**Given instruction:** Pick out each line of the records in which the word "Técnico" appears.
===
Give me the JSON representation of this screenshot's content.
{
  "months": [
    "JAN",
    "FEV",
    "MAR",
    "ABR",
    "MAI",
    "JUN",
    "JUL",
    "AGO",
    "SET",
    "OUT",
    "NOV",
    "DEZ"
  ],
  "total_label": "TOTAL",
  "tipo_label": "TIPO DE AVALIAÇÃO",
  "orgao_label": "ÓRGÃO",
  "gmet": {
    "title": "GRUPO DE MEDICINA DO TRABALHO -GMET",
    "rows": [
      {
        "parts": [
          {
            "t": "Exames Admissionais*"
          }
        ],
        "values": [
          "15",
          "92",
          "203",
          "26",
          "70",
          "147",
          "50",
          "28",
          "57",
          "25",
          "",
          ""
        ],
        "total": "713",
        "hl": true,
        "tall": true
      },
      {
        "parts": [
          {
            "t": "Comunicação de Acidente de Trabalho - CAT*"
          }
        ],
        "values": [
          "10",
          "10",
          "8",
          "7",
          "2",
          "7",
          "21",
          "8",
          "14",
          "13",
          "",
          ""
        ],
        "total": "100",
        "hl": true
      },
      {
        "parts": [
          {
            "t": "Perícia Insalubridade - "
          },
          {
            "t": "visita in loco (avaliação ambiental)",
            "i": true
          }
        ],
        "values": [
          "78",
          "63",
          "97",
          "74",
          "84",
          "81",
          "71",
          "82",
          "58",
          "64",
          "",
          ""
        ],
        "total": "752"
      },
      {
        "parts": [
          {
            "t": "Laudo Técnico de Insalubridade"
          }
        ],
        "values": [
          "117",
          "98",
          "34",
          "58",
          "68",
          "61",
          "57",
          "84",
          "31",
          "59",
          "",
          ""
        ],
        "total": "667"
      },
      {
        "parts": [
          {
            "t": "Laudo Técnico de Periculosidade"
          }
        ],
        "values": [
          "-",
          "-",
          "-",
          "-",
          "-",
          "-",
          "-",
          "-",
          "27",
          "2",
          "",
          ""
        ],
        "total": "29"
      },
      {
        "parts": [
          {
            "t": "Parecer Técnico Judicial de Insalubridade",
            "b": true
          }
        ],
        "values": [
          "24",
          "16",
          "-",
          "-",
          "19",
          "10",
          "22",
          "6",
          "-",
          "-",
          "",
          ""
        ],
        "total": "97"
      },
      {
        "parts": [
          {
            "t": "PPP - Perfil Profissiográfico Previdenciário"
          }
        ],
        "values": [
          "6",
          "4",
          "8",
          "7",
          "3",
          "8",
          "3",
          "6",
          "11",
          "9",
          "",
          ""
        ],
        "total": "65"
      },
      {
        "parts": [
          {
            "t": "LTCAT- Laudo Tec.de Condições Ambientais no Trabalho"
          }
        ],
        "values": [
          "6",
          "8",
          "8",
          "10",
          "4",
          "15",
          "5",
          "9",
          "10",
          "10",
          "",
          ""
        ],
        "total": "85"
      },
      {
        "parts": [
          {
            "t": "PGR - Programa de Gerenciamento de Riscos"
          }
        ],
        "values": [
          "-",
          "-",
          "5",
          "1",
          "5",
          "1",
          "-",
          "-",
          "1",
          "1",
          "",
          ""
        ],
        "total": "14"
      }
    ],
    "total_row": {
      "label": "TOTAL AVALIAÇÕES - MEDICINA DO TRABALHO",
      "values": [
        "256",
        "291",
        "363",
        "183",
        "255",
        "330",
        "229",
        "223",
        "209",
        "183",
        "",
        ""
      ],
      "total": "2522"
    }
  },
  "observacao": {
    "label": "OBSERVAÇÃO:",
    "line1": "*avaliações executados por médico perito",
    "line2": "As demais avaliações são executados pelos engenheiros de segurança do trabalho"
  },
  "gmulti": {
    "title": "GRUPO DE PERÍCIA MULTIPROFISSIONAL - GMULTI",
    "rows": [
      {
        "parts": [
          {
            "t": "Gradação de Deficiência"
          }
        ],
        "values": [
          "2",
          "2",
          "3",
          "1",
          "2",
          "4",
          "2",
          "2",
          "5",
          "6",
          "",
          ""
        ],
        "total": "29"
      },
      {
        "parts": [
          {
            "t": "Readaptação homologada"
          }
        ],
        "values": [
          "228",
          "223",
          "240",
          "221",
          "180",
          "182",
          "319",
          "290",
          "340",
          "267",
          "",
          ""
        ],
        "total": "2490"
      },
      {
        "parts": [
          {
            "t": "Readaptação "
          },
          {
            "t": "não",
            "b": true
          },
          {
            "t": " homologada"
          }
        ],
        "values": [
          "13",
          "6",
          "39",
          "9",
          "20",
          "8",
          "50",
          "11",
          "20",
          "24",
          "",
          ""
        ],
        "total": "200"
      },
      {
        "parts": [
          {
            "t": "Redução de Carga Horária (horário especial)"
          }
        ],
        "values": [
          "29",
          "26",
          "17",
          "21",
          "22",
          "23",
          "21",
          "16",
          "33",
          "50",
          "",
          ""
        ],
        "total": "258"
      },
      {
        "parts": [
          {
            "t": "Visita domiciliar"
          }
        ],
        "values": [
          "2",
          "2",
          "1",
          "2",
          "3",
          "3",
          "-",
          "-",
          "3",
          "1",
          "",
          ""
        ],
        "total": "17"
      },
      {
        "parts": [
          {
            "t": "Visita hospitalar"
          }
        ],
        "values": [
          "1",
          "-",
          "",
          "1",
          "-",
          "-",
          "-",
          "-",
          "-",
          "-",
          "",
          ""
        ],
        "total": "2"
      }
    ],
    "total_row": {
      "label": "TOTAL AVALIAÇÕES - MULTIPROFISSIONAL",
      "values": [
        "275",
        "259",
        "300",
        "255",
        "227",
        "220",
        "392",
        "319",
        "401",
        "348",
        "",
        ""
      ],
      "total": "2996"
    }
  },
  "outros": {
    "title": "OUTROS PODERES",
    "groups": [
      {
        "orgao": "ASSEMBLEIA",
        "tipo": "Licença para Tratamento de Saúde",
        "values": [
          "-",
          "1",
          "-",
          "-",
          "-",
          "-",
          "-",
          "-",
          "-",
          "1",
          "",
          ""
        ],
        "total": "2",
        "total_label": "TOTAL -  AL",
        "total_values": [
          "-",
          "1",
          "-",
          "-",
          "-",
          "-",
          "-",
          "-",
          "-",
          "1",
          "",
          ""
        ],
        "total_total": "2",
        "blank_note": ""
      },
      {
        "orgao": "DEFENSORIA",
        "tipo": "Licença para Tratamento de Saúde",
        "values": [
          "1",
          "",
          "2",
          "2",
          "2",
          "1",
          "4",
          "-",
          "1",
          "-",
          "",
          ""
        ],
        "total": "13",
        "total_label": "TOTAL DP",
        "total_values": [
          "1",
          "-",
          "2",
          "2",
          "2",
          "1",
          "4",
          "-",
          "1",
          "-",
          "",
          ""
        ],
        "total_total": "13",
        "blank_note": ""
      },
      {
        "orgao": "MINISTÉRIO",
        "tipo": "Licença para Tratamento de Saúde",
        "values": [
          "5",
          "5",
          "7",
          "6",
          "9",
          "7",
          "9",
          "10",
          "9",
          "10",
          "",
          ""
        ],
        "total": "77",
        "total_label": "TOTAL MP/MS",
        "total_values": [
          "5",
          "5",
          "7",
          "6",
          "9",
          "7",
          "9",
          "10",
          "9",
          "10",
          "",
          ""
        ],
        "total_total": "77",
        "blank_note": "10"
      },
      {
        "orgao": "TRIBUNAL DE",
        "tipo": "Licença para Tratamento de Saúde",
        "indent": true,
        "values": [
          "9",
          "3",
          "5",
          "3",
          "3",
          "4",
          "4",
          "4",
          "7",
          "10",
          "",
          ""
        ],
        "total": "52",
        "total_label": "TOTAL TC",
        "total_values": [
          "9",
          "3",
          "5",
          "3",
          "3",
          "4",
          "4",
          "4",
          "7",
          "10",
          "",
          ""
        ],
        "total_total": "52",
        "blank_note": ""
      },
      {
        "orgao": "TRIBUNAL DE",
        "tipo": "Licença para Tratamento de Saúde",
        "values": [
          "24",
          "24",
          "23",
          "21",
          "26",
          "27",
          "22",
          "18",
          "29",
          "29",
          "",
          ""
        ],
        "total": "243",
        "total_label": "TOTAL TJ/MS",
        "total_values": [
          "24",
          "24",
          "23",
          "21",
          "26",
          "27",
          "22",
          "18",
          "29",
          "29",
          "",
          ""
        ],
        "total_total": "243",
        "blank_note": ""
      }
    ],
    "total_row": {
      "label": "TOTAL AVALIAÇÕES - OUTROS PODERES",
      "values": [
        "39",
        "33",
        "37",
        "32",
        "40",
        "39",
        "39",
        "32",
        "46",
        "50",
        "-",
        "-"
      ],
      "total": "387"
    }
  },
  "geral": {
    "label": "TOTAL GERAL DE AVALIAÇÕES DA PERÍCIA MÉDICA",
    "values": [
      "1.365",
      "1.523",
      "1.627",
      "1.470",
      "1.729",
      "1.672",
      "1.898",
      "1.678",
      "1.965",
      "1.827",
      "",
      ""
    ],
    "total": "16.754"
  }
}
===
**Solution:**
            "t": "Laudo Técnico de Insalubridade"
            "t": "Laudo Técnico de Periculosidade"
            "t": "Parecer Técnico Judicial de Insalubridade",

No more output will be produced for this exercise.